● **Aim of the task**
Rewrite the lines between the one holding "portrait-image [11, 11, 76, 93]" and the one holding "x-tick-label: Set '09 [388, 438, 403, 461]", inclusive, replacing "data-label" with "value-label" and leaving everything else unchanged.

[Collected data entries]
————————

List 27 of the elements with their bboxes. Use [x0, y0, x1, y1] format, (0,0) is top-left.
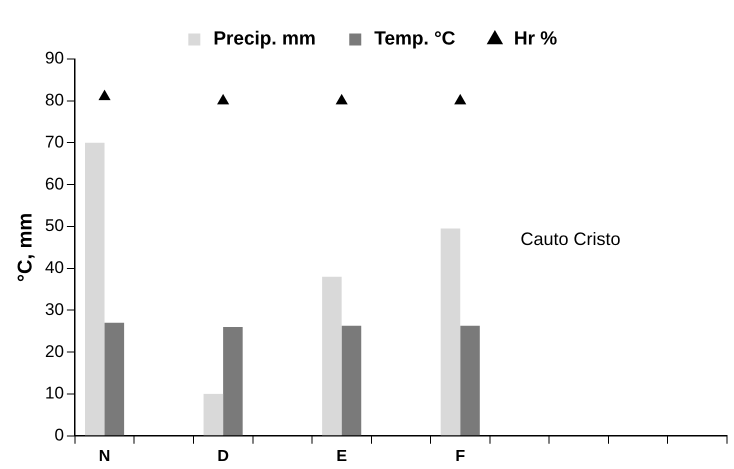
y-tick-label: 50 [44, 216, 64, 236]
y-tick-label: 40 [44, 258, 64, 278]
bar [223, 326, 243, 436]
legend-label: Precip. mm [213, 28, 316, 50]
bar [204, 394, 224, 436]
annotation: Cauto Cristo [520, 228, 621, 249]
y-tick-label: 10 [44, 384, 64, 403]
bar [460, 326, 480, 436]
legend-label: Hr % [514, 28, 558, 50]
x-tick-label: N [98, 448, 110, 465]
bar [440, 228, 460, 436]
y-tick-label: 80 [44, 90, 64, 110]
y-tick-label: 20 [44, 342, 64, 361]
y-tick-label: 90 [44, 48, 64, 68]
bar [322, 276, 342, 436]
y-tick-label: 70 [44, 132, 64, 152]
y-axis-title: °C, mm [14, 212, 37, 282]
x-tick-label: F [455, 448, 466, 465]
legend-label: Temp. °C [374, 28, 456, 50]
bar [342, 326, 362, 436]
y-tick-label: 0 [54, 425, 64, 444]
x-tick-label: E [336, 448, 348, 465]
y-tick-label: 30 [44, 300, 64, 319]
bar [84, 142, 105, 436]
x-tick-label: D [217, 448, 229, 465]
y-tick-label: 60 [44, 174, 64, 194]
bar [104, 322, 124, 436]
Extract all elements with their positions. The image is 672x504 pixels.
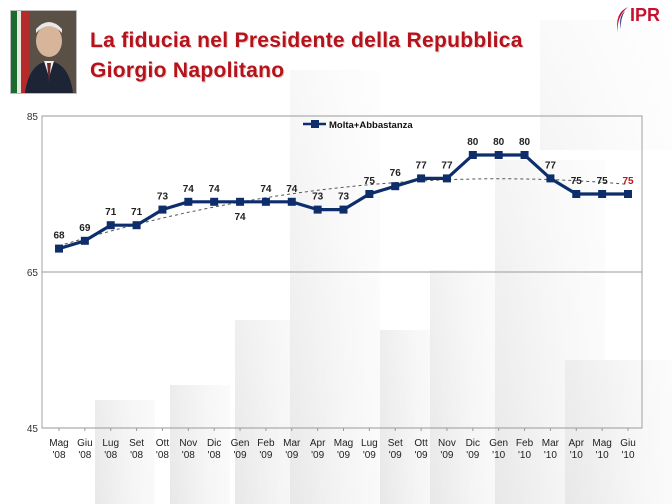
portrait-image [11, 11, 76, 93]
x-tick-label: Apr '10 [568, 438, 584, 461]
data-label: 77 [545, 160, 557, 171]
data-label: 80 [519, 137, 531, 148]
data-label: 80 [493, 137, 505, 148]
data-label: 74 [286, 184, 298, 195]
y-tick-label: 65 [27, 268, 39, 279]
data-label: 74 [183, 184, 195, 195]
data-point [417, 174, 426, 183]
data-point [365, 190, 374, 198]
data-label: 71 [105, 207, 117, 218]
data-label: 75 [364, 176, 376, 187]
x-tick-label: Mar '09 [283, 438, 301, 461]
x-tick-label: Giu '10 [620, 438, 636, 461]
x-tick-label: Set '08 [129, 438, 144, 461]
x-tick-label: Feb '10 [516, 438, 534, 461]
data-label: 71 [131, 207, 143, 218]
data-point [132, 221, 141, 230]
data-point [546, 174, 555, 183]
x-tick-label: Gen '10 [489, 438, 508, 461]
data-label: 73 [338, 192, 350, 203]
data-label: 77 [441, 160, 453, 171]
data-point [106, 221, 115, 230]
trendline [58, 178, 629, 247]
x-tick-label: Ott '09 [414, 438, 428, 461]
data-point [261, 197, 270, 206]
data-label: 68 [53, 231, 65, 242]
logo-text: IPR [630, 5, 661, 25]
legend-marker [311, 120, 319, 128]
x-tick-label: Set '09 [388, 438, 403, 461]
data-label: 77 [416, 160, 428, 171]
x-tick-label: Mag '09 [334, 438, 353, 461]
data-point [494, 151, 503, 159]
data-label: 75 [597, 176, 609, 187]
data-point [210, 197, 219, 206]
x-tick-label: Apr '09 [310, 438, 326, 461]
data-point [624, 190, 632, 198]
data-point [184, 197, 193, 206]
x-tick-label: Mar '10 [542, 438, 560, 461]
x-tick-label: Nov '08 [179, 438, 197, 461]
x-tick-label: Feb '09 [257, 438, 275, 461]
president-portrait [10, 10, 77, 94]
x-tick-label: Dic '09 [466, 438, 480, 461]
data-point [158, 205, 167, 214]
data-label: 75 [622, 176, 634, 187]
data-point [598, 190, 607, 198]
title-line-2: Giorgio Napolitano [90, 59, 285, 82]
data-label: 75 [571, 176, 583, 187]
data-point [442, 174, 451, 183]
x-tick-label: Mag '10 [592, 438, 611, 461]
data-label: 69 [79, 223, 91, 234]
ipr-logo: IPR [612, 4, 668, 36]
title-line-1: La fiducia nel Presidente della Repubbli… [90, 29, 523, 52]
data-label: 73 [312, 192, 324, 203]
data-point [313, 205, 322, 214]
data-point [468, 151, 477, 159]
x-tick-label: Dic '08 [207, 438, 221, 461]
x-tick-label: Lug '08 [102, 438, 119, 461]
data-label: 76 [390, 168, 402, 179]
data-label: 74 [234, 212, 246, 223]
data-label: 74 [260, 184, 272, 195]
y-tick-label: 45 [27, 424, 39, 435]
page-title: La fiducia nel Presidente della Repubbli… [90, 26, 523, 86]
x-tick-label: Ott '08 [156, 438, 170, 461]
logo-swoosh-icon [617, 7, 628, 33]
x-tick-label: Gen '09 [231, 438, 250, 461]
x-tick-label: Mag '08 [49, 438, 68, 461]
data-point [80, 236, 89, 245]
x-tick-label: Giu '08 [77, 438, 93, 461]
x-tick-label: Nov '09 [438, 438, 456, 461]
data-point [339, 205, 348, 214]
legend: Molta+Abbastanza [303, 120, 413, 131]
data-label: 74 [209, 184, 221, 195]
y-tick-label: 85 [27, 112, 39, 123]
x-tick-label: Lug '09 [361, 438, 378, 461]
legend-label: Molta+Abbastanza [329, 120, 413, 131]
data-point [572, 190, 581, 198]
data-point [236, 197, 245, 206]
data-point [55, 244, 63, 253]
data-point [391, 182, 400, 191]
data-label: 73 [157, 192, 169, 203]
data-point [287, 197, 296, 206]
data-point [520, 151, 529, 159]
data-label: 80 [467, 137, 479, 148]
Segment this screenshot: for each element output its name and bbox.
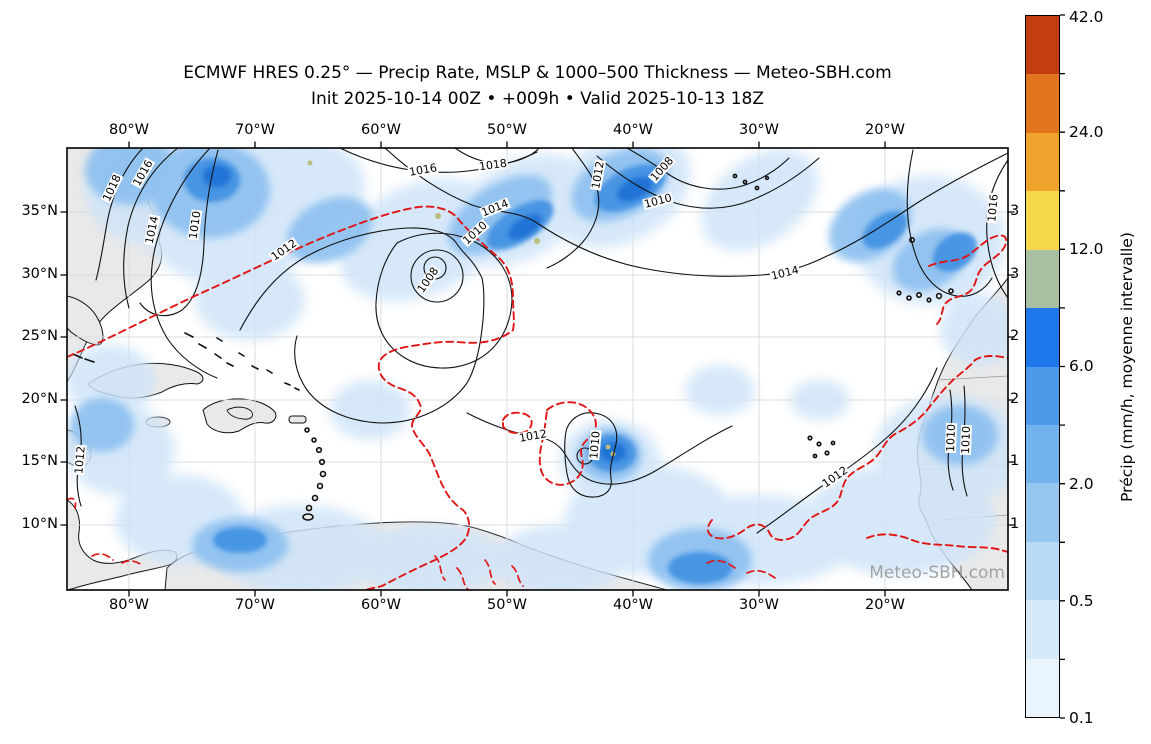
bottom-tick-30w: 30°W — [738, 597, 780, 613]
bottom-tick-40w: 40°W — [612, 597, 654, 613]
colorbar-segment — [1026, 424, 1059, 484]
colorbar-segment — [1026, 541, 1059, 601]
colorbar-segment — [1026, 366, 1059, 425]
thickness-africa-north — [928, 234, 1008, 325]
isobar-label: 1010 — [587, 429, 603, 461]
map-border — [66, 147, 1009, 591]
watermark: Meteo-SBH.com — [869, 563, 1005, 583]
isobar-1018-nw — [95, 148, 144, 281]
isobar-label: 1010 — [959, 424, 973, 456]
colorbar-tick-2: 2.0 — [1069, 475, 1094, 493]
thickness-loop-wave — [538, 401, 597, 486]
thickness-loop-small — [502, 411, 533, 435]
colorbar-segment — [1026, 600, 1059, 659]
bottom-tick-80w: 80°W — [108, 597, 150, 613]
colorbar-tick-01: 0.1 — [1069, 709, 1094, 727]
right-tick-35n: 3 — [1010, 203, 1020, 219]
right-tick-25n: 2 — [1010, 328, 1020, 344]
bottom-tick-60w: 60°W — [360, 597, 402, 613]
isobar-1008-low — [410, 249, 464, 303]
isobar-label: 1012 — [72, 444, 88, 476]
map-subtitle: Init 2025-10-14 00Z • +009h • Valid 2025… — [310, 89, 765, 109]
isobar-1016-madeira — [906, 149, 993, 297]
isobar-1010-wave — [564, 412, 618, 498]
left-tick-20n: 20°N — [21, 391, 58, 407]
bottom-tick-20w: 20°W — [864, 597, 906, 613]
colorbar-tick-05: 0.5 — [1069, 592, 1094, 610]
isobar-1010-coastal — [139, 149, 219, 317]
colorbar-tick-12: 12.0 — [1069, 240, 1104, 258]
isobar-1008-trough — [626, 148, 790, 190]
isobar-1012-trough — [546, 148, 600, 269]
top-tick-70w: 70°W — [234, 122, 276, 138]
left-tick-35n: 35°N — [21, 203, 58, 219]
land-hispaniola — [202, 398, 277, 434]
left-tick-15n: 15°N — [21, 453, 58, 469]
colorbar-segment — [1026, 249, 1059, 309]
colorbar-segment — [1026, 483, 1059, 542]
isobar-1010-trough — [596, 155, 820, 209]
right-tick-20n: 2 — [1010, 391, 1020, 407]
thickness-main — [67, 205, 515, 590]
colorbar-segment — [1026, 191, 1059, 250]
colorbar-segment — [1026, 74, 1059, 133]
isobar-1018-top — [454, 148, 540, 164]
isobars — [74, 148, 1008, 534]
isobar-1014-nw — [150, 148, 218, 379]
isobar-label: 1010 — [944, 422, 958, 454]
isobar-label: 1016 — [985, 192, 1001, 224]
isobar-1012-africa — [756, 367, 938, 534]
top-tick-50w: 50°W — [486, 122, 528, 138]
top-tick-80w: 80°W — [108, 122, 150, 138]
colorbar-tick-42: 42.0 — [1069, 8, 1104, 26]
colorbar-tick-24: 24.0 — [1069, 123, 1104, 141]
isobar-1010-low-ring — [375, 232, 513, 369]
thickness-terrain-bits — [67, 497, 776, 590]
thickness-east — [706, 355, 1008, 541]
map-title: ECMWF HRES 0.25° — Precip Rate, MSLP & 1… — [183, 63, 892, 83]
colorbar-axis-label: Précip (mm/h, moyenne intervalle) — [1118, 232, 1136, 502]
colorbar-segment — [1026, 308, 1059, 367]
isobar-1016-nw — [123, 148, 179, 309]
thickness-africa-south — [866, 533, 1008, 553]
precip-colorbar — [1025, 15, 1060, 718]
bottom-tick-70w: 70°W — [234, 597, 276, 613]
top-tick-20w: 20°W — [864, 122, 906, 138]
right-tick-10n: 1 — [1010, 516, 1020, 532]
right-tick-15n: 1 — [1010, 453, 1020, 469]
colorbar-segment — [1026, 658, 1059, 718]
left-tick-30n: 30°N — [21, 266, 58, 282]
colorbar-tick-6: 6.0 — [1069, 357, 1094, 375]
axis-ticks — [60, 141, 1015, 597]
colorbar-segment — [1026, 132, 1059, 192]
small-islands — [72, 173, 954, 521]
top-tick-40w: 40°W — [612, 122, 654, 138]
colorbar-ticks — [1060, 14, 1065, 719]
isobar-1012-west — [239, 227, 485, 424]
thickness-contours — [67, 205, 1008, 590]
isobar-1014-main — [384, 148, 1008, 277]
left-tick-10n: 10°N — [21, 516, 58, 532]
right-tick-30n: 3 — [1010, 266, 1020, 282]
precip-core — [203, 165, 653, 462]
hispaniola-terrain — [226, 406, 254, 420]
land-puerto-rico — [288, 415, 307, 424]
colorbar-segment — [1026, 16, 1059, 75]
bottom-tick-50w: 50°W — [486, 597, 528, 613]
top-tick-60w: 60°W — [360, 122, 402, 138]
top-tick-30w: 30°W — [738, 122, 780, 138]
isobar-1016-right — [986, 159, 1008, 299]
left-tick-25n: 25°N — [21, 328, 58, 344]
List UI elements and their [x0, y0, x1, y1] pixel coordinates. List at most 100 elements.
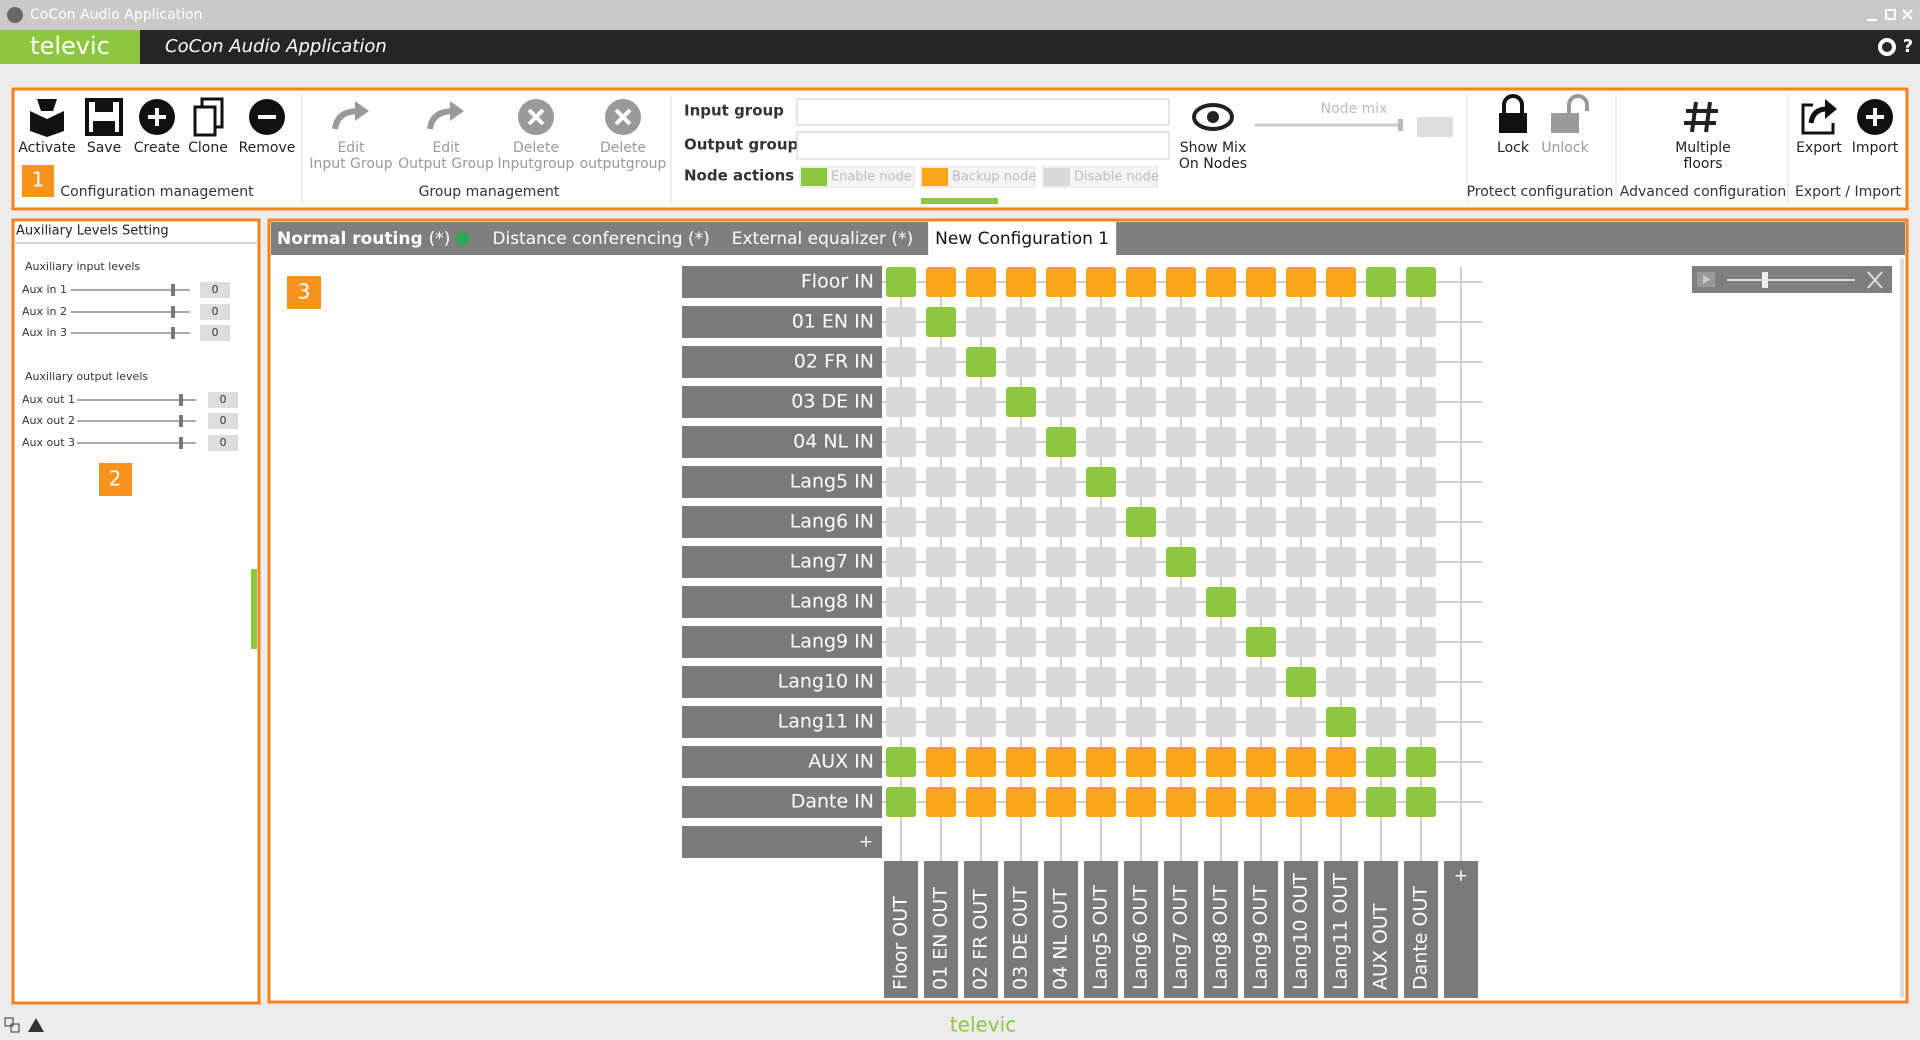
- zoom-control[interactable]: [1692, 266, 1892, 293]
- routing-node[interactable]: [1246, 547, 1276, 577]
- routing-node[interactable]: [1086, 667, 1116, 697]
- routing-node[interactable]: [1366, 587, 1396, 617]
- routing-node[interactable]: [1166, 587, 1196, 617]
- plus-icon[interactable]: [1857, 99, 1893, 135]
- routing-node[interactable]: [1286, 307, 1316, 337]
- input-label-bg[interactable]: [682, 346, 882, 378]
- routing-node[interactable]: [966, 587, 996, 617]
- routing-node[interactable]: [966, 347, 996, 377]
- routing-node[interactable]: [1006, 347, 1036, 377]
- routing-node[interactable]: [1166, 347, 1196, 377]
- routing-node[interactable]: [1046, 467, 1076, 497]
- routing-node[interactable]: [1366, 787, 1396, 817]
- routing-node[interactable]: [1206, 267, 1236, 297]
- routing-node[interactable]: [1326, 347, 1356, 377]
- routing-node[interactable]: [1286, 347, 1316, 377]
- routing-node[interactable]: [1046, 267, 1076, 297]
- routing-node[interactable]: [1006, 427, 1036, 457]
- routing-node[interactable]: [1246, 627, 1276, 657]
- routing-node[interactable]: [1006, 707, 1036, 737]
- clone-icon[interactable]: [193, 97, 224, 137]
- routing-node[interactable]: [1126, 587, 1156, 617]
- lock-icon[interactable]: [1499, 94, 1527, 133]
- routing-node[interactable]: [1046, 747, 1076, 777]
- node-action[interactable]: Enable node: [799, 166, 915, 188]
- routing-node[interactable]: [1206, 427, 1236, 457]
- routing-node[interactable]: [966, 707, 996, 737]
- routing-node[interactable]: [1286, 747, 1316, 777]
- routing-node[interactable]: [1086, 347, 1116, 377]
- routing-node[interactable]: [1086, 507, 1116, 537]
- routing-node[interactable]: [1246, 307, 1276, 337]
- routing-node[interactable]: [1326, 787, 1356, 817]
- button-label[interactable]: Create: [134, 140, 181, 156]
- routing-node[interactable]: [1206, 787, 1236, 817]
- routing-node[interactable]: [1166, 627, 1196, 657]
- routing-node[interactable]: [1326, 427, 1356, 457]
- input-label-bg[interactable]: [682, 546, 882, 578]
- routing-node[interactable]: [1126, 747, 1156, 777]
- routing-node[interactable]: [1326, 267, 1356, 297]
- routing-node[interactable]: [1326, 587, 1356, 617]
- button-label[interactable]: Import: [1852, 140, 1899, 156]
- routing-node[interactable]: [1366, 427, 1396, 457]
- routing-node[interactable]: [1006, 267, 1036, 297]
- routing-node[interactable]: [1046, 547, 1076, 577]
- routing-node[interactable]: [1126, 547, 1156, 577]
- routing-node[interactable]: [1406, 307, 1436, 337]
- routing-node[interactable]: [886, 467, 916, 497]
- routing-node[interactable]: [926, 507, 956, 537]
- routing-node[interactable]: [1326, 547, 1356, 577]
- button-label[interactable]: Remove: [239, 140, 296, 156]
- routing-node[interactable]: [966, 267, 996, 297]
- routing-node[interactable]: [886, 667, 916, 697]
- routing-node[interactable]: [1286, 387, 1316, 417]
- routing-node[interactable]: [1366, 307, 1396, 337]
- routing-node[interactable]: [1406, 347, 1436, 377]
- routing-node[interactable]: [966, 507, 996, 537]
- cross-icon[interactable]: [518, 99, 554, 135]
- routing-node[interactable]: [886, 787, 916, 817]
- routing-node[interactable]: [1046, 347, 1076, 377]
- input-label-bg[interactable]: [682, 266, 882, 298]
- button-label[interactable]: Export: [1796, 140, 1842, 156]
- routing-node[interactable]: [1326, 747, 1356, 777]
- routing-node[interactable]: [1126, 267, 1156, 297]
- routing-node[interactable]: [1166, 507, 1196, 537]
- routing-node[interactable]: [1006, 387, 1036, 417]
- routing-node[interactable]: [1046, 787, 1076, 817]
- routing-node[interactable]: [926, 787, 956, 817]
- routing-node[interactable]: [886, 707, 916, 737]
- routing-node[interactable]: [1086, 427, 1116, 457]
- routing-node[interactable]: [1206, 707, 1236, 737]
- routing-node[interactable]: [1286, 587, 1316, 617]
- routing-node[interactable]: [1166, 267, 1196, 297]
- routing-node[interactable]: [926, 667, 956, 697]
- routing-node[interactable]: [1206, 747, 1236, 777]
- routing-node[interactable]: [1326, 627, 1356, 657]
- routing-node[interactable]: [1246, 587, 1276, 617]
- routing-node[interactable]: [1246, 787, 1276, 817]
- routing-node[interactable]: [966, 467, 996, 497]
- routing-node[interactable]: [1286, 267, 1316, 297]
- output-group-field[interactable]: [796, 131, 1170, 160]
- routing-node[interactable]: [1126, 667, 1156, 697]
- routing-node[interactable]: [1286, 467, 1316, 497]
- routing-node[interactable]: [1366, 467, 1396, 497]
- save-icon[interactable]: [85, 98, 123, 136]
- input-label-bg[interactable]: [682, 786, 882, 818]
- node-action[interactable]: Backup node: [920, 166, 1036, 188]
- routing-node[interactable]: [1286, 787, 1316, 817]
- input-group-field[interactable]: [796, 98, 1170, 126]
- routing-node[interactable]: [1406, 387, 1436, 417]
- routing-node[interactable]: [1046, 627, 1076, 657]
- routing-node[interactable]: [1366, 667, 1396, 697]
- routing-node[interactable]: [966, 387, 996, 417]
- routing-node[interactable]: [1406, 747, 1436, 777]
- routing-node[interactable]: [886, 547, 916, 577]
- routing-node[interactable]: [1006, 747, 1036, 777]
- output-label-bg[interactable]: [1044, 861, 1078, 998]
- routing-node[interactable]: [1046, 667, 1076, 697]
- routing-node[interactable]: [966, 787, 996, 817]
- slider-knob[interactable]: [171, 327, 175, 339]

————————

● **Written response**
portrait-image [11, 11, 76, 93]
x-tick-label: Apr '10 [568, 438, 584, 461]
value-label: 77 [545, 160, 557, 171]
value-label: 80 [519, 137, 531, 148]
value-label: 80 [493, 137, 505, 148]
value-label: 74 [286, 184, 298, 195]
y-tick-label: 65 [27, 268, 39, 279]
value-label: 74 [183, 184, 195, 195]
data-point [417, 174, 426, 183]
data-point [365, 190, 374, 198]
value-label: 71 [105, 207, 117, 218]
value-label: 75 [364, 176, 376, 187]
x-tick-label: Mar '09 [283, 438, 301, 461]
x-tick-label: Giu '10 [620, 438, 636, 461]
x-tick-label: Set '08 [129, 438, 144, 461]
x-tick-label: Feb '10 [516, 438, 534, 461]
value-label: 71 [131, 207, 143, 218]
data-point [132, 221, 141, 230]
data-point [546, 174, 555, 183]
x-tick-label: Gen '10 [489, 438, 508, 461]
value-label: 73 [338, 192, 350, 203]
value-label: 77 [441, 160, 453, 171]
data-point [106, 221, 115, 230]
trendline [58, 178, 629, 247]
x-tick-label: Ott '09 [414, 438, 428, 461]
data-point [261, 197, 270, 206]
value-label: 68 [53, 231, 65, 242]
logo-text: IPR [630, 5, 661, 25]
legend-marker [311, 120, 319, 128]
x-tick-label: Set '09 [388, 438, 403, 461]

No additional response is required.